**PROBLEM DETAILS**
Transcribe the data that follows precisely, omitting nothing.

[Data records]
========

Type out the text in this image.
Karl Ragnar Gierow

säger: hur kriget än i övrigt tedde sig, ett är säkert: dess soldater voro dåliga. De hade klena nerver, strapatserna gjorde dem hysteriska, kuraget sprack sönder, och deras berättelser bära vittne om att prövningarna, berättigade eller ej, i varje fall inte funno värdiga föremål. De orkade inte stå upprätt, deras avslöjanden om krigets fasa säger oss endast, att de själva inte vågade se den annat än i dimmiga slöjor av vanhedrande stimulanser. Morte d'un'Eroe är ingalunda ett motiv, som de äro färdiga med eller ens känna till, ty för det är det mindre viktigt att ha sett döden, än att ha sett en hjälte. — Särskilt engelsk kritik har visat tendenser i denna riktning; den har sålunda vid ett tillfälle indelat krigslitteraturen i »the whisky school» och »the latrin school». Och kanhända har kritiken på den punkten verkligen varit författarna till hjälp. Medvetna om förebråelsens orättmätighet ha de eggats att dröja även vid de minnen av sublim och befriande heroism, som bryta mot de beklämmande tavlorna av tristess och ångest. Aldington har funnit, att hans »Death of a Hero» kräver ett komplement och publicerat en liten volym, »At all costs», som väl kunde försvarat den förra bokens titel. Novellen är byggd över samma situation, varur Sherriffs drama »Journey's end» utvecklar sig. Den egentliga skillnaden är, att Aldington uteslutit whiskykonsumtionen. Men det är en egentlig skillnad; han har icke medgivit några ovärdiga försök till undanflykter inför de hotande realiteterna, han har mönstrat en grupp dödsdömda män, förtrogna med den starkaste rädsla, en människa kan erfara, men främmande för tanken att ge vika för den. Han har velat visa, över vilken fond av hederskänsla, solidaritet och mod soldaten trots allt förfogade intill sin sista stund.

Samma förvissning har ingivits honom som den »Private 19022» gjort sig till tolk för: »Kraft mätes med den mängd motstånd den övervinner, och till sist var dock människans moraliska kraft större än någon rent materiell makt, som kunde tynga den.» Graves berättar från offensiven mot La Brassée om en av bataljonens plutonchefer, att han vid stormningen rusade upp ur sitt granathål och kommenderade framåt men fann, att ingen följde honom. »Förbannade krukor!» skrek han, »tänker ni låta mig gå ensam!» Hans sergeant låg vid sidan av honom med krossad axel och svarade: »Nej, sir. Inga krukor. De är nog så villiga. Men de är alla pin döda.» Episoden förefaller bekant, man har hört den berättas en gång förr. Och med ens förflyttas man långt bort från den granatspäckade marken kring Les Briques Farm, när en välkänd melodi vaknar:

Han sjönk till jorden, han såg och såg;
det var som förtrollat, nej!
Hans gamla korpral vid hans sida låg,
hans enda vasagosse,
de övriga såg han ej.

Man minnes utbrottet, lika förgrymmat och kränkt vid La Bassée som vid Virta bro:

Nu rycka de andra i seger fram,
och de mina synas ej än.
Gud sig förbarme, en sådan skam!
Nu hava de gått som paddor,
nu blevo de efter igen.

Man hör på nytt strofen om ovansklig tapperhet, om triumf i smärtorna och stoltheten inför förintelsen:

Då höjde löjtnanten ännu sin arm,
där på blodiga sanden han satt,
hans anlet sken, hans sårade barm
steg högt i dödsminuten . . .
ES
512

========

**OUTPUT**
Type out the text in this image.
Karl Ragnar Gierow

säger: hur kriget än i övrigt tedde sig, ett är säkert: dess soldater voro dåliga. De hade klena nerver, strapatserna gjorde dem hysteriska, kuraget sprack sönder, och deras berättelser bära vittne om att prövningarna, berättigade eller ej, i varje fall inte funno värdiga föremål. De orkade inte stå upprätt, deras avslöjanden om krigets fasa säger oss endast, att de själva inte vågade se den annat än i dimmiga slöjor av vanhedrande stimulanser. Morte d'un'Eroe är ingalunda ett motiv, som de äro färdiga med eller ens känna till, ty för det är det mindre viktigt att ha sett döden, än att ha sett en hjälte. — Särskilt engelsk kritik har visat tendenser i denna riktning; den har sålunda vid ett tillfälle indelat krigslitteraturen i »the whisky school» och »the latrin school». Och kanhända har kritiken på den punkten verkligen varit författarna till hjälp. Medvetna om förebråelsens orättmätighet ha de eggats att dröja även vid de minnen av sublim och befriande heroism, som bryta mot de beklämmande tavlorna av tristess och ångest. Aldington har funnit, att hans »Death of a Hero» kräver ett komplement och publicerat en liten volym, »At all costs», som väl kunde försvarat den förra bokens titel. Novellen är byggd över samma situation, varur Sherriffs drama »Journey's end» utvecklar sig. Den egentliga skillnaden är, att Aldington uteslutit whiskykonsumtionen. Men det är en egentlig skillnad; han har icke medgivit några ovärdiga försök till undanflykter inför de hotande realiteterna, han har mönstrat en grupp dödsdömda män, förtrogna med den starkaste rädsla, en människa kan erfara, men främmande för tanken att ge vika för den. Han har velat visa, över vilken fond av hederskänsla, solidaritet och mod soldaten trots allt förfogade intill sin sista stund.

Samma förvissning har ingivits honom som den »Private 19022» gjort sig till tolk för: »Kraft mätes med den mängd motstånd den övervinner, och till sist var dock människans moraliska kraft större än någon rent materiell makt, som kunde tynga den.» Graves berättar från offensiven mot La Brassée om en av bataljonens plutonchefer, att han vid stormningen rusade upp ur sitt granathål och kommenderade framåt men fann, att ingen följde honom. »Förbannade krukor!» skrek han, »tänker ni låta mig gå ensam!» Hans sergeant låg vid sidan av honom med krossad axel och svarade: »Nej, sir. Inga krukor. De är nog så villiga. Men de är alla pin döda.» Episoden förefaller bekant, man har hört den berättas en gång förr. Och med ens förflyttas man långt bort från den granatspäckade marken kring Les Briques Farm, när en välkänd melodi vaknar:

Han sjönk till jorden, han såg och såg;
det var som förtrollat, nej!
Hans gamla korpral vid hans sida låg,
hans enda vasagosse,
de övriga såg han ej.

Man minnes utbrottet, lika förgrymmat och kränkt vid La Bassée som vid Virta bro:

Nu rycka de andra i seger fram,
och de mina synas ej än.
Gud sig förbarme, en sådan skam!
Nu hava de gått som paddor,
nu blevo de efter igen.

Man hör på nytt strofen om ovansklig tapperhet, om triumf i smärtorna och stoltheten inför förintelsen:

Då höjde löjtnanten ännu sin arm,
där på blodiga sanden han satt,
hans anlet sken, hans sårade barm
steg högt i dödsminuten . . .
ES
512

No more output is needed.